▸ **Work to complete**:
Transcribe the records in full, keeping every character as it is.

[Stored records]

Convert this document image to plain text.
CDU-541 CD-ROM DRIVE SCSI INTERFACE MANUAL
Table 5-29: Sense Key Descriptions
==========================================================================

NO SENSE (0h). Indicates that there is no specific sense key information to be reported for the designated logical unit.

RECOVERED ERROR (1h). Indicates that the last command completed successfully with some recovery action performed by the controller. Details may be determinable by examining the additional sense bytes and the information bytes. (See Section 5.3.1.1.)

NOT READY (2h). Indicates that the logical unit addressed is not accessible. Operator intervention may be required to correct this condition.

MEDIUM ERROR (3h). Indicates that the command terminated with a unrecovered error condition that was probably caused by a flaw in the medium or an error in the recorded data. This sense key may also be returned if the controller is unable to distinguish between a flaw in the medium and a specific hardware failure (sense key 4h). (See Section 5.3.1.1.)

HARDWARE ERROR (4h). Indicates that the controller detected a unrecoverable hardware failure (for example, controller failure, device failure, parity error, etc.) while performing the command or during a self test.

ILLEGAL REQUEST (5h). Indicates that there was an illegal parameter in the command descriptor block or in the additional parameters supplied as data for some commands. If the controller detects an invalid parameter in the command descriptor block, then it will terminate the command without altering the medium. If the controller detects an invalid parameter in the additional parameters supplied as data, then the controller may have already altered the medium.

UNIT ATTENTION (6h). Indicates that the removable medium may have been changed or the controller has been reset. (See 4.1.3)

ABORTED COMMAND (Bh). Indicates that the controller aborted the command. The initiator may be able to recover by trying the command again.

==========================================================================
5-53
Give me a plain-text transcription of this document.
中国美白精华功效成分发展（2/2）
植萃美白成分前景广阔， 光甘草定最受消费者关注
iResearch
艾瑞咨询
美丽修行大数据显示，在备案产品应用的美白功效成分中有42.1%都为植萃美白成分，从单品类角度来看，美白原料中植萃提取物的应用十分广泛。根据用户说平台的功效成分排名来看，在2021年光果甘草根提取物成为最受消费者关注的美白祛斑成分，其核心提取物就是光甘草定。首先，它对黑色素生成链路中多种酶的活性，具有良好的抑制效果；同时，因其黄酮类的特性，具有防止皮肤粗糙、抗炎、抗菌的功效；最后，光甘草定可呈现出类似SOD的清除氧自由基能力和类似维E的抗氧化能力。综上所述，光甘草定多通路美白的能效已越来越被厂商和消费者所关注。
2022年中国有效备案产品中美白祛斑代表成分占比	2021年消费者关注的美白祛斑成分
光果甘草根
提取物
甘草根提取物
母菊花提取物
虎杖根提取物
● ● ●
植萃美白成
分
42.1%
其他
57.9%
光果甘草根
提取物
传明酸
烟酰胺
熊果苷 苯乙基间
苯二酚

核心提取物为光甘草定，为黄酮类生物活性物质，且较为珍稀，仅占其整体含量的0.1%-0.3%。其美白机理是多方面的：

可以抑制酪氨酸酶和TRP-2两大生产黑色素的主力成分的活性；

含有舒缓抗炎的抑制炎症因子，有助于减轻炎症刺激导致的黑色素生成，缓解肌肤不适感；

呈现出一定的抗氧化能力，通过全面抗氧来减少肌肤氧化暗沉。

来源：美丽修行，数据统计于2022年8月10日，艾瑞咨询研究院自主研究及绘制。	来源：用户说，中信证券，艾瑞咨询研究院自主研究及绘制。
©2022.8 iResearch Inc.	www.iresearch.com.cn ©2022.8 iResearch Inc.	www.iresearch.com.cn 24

▸ **The answer**:
Convert this document image to plain text.
CDU-541 CD-ROM DRIVE SCSI INTERFACE MANUAL
Table 5-29: Sense Key Descriptions
==========================================================================

NO SENSE (0h). Indicates that there is no specific sense key information to be reported for the designated logical unit.

RECOVERED ERROR (1h). Indicates that the last command completed successfully with some recovery action performed by the controller. Details may be determinable by examining the additional sense bytes and the information bytes. (See Section 5.3.1.1.)

NOT READY (2h). Indicates that the logical unit addressed is not accessible. Operator intervention may be required to correct this condition.

MEDIUM ERROR (3h). Indicates that the command terminated with a unrecovered error condition that was probably caused by a flaw in the medium or an error in the recorded data. This sense key may also be returned if the controller is unable to distinguish between a flaw in the medium and a specific hardware failure (sense key 4h). (See Section 5.3.1.1.)

HARDWARE ERROR (4h). Indicates that the controller detected a unrecoverable hardware failure (for example, controller failure, device failure, parity error, etc.) while performing the command or during a self test.

ILLEGAL REQUEST (5h). Indicates that there was an illegal parameter in the command descriptor block or in the additional parameters supplied as data for some commands. If the controller detects an invalid parameter in the command descriptor block, then it will terminate the command without altering the medium. If the controller detects an invalid parameter in the additional parameters supplied as data, then the controller may have already altered the medium.

UNIT ATTENTION (6h). Indicates that the removable medium may have been changed or the controller has been reset. (See 4.1.3)

ABORTED COMMAND (Bh). Indicates that the controller aborted the command. The initiator may be able to recover by trying the command again.

==========================================================================
5-53
Give me a plain-text transcription of this document.
中国美白精华功效成分发展（2/2）
植萃美白成分前景广阔， 光甘草定最受消费者关注
iResearch
艾瑞咨询
美丽修行大数据显示，在备案产品应用的美白功效成分中有42.1%都为植萃美白成分，从单品类角度来看，美白原料中植萃提取物的应用十分广泛。根据用户说平台的功效成分排名来看，在2021年光果甘草根提取物成为最受消费者关注的美白祛斑成分，其核心提取物就是光甘草定。首先，它对黑色素生成链路中多种酶的活性，具有良好的抑制效果；同时，因其黄酮类的特性，具有防止皮肤粗糙、抗炎、抗菌的功效；最后，光甘草定可呈现出类似SOD的清除氧自由基能力和类似维E的抗氧化能力。综上所述，光甘草定多通路美白的能效已越来越被厂商和消费者所关注。
2022年中国有效备案产品中美白祛斑代表成分占比	2021年消费者关注的美白祛斑成分
光果甘草根
提取物
甘草根提取物
母菊花提取物
虎杖根提取物
● ● ●
植萃美白成
分
42.1%
其他
57.9%
光果甘草根
提取物
传明酸
烟酰胺
熊果苷 苯乙基间
苯二酚

核心提取物为光甘草定，为黄酮类生物活性物质，且较为珍稀，仅占其整体含量的0.1%-0.3%。其美白机理是多方面的：

可以抑制酪氨酸酶和TRP-2两大生产黑色素的主力成分的活性；

含有舒缓抗炎的抑制炎症因子，有助于减轻炎症刺激导致的黑色素生成，缓解肌肤不适感；

呈现出一定的抗氧化能力，通过全面抗氧来减少肌肤氧化暗沉。

来源：美丽修行，数据统计于2022年8月10日，艾瑞咨询研究院自主研究及绘制。	来源：用户说，中信证券，艾瑞咨询研究院自主研究及绘制。
©2022.8 iResearch Inc.	www.iresearch.com.cn ©2022.8 iResearch Inc.	www.iresearch.com.cn 24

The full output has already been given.